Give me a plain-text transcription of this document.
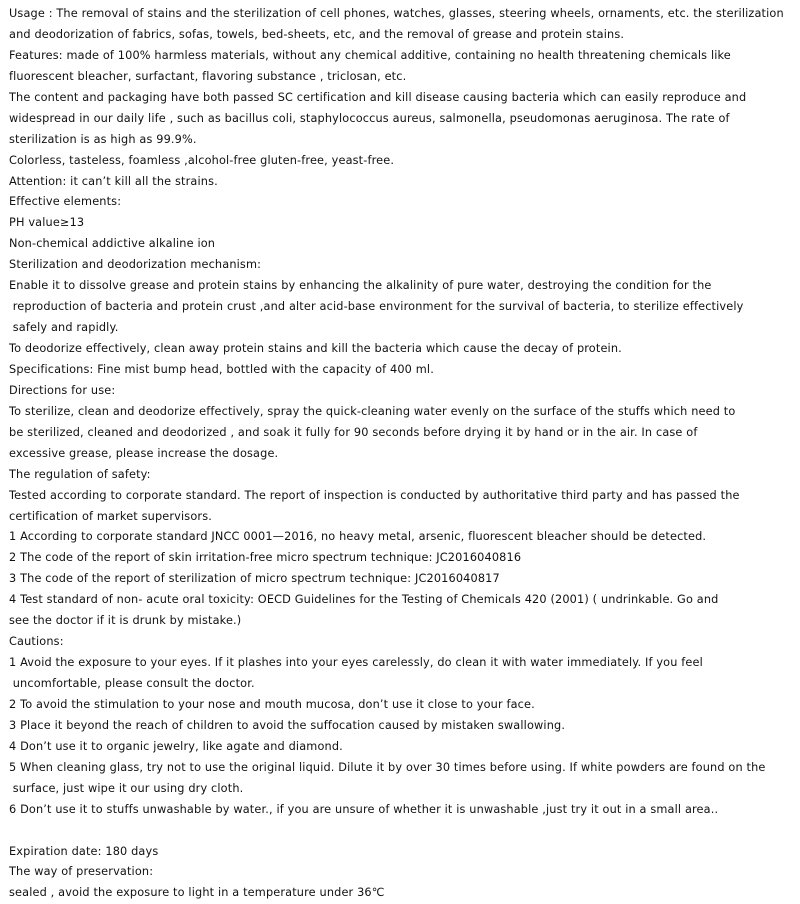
Usage : The removal of stains and the sterilization of cell phones, watches, glasses, steering wheels, ornaments, etc. the sterilization
and deodorization of fabrics, sofas, towels, bed-sheets, etc, and the removal of grease and protein stains.
Features: made of 100% harmless materials, without any chemical additive, containing no health threatening chemicals like
fluorescent bleacher, surfactant, flavoring substance , triclosan, etc.
The content and packaging have both passed SC certification and kill disease causing bacteria which can easily reproduce and
widespread in our daily life , such as bacillus coli, staphylococcus aureus, salmonella, pseudomonas aeruginosa. The rate of
sterilization is as high as 99.9%.
Colorless, tasteless, foamless ,alcohol-free gluten-free, yeast-free.
Attention: it can’t kill all the strains.
Effective elements:
PH value≥13
Non-chemical addictive alkaline ion
Sterilization and deodorization mechanism:
Enable it to dissolve grease and protein stains by enhancing the alkalinity of pure water, destroying the condition for the
reproduction of bacteria and protein crust ,and alter acid-base environment for the survival of bacteria, to sterilize effectively
safely and rapidly.
To deodorize effectively, clean away protein stains and kill the bacteria which cause the decay of protein.
Specifications: Fine mist bump head, bottled with the capacity of 400 ml.
Directions for use:
To sterilize, clean and deodorize effectively, spray the quick-cleaning water evenly on the surface of the stuffs which need to
be sterilized, cleaned and deodorized , and soak it fully for 90 seconds before drying it by hand or in the air. In case of
excessive grease, please increase the dosage.
The regulation of safety:
Tested according to corporate standard. The report of inspection is conducted by authoritative third party and has passed the
certification of market supervisors.
1 According to corporate standard JNCC 0001—2016, no heavy metal, arsenic, fluorescent bleacher should be detected.
2 The code of the report of skin irritation-free micro spectrum technique: JC2016040816
3 The code of the report of sterilization of micro spectrum technique: JC2016040817
4 Test standard of non- acute oral toxicity: OECD Guidelines for the Testing of Chemicals 420 (2001) ( undrinkable. Go and
see the doctor if it is drunk by mistake.)
Cautions:
1 Avoid the exposure to your eyes. If it plashes into your eyes carelessly, do clean it with water immediately. If you feel
uncomfortable, please consult the doctor.
2 To avoid the stimulation to your nose and mouth mucosa, don’t use it close to your face.
3 Place it beyond the reach of children to avoid the suffocation caused by mistaken swallowing.
4 Don’t use it to organic jewelry, like agate and diamond.
5 When cleaning glass, try not to use the original liquid. Dilute it by over 30 times before using. If white powders are found on the
surface, just wipe it our using dry cloth.
6 Don’t use it to stuffs unwashable by water., if you are unsure of whether it is unwashable ,just try it out in a small area..
Expiration date: 180 days
The way of preservation:
sealed , avoid the exposure to light in a temperature under 36℃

++++++++++++++++++++

Exercise » Print each record as it appears above, dropping every picture from the copy.

Response »
Give me a plain-text transcription of this document.
Usage : The removal of stains and the sterilization of cell phones, watches, glasses, steering wheels, ornaments, etc. the sterilization
and deodorization of fabrics, sofas, towels, bed-sheets, etc, and the removal of grease and protein stains.
Features: made of 100% harmless materials, without any chemical additive, containing no health threatening chemicals like
fluorescent bleacher, surfactant, flavoring substance , triclosan, etc.
The content and packaging have both passed SC certification and kill disease causing bacteria which can easily reproduce and
widespread in our daily life , such as bacillus coli, staphylococcus aureus, salmonella, pseudomonas aeruginosa. The rate of
sterilization is as high as 99.9%.
Colorless, tasteless, foamless ,alcohol-free gluten-free, yeast-free.
Attention: it can’t kill all the strains.
Effective elements:
PH value≥13
Non-chemical addictive alkaline ion
Sterilization and deodorization mechanism:
Enable it to dissolve grease and protein stains by enhancing the alkalinity of pure water, destroying the condition for the
reproduction of bacteria and protein crust ,and alter acid-base environment for the survival of bacteria, to sterilize effectively
safely and rapidly.
To deodorize effectively, clean away protein stains and kill the bacteria which cause the decay of protein.
Specifications: Fine mist bump head, bottled with the capacity of 400 ml.
Directions for use:
To sterilize, clean and deodorize effectively, spray the quick-cleaning water evenly on the surface of the stuffs which need to
be sterilized, cleaned and deodorized , and soak it fully for 90 seconds before drying it by hand or in the air. In case of
excessive grease, please increase the dosage.
The regulation of safety:
Tested according to corporate standard. The report of inspection is conducted by authoritative third party and has passed the
certification of market supervisors.
1 According to corporate standard JNCC 0001—2016, no heavy metal, arsenic, fluorescent bleacher should be detected.
2 The code of the report of skin irritation-free micro spectrum technique: JC2016040816
3 The code of the report of sterilization of micro spectrum technique: JC2016040817
4 Test standard of non- acute oral toxicity: OECD Guidelines for the Testing of Chemicals 420 (2001) ( undrinkable. Go and
see the doctor if it is drunk by mistake.)
Cautions:
1 Avoid the exposure to your eyes. If it plashes into your eyes carelessly, do clean it with water immediately. If you feel
uncomfortable, please consult the doctor.
2 To avoid the stimulation to your nose and mouth mucosa, don’t use it close to your face.
3 Place it beyond the reach of children to avoid the suffocation caused by mistaken swallowing.
4 Don’t use it to organic jewelry, like agate and diamond.
5 When cleaning glass, try not to use the original liquid. Dilute it by over 30 times before using. If white powders are found on the
surface, just wipe it our using dry cloth.
6 Don’t use it to stuffs unwashable by water., if you are unsure of whether it is unwashable ,just try it out in a small area..
Expiration date: 180 days
The way of preservation:
sealed , avoid the exposure to light in a temperature under 36℃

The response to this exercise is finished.